▶ [Your instructions] Write out the whole listing exactly as it stands.

-- Start of Supplied data --

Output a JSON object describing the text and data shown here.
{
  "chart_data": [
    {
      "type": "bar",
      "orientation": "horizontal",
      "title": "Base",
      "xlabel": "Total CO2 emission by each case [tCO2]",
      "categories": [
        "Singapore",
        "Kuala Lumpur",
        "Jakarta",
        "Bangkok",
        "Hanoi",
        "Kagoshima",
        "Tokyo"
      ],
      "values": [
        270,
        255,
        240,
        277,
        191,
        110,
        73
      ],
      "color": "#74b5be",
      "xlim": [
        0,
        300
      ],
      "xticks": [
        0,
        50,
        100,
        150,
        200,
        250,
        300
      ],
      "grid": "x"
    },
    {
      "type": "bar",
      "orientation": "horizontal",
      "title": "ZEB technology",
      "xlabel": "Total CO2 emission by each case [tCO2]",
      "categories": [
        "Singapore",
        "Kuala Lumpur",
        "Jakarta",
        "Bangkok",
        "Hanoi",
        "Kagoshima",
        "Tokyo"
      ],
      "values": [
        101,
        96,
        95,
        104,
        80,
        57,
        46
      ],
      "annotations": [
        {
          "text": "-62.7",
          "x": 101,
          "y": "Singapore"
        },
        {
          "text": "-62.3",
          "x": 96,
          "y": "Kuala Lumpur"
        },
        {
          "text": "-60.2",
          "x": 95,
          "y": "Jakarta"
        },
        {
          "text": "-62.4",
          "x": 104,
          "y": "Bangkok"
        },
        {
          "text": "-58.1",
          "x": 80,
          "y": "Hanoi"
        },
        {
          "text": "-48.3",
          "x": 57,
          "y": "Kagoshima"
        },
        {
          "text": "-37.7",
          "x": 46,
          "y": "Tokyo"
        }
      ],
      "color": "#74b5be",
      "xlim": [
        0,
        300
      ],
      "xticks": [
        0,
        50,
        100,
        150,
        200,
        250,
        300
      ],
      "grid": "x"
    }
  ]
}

-- End of Supplied data --

▶ [Output below]
Output a JSON object describing the text and data shown here.
{
  "chart_data": [
    {
      "type": "bar",
      "orientation": "horizontal",
      "title": "Base",
      "xlabel": "Total CO2 emission by each case [tCO2]",
      "categories": [
        "Singapore",
        "Kuala Lumpur",
        "Jakarta",
        "Bangkok",
        "Hanoi",
        "Kagoshima",
        "Tokyo"
      ],
      "values": [
        270,
        255,
        240,
        277,
        191,
        110,
        73
      ],
      "color": "#74b5be",
      "xlim": [
        0,
        300
      ],
      "xticks": [
        0,
        50,
        100,
        150,
        200,
        250,
        300
      ],
      "grid": "x"
    },
    {
      "type": "bar",
      "orientation": "horizontal",
      "title": "ZEB technology",
      "xlabel": "Total CO2 emission by each case [tCO2]",
      "categories": [
        "Singapore",
        "Kuala Lumpur",
        "Jakarta",
        "Bangkok",
        "Hanoi",
        "Kagoshima",
        "Tokyo"
      ],
      "values": [
        101,
        96,
        95,
        104,
        80,
        57,
        46
      ],
      "annotations": [
        {
          "text": "-62.7",
          "x": 101,
          "y": "Singapore"
        },
        {
          "text": "-62.3",
          "x": 96,
          "y": "Kuala Lumpur"
        },
        {
          "text": "-60.2",
          "x": 95,
          "y": "Jakarta"
        },
        {
          "text": "-62.4",
          "x": 104,
          "y": "Bangkok"
        },
        {
          "text": "-58.1",
          "x": 80,
          "y": "Hanoi"
        },
        {
          "text": "-48.3",
          "x": 57,
          "y": "Kagoshima"
        },
        {
          "text": "-37.7",
          "x": 46,
          "y": "Tokyo"
        }
      ],
      "color": "#74b5be",
      "xlim": [
        0,
        300
      ],
      "xticks": [
        0,
        50,
        100,
        150,
        200,
        250,
        300
      ],
      "grid": "x"
    }
  ]
}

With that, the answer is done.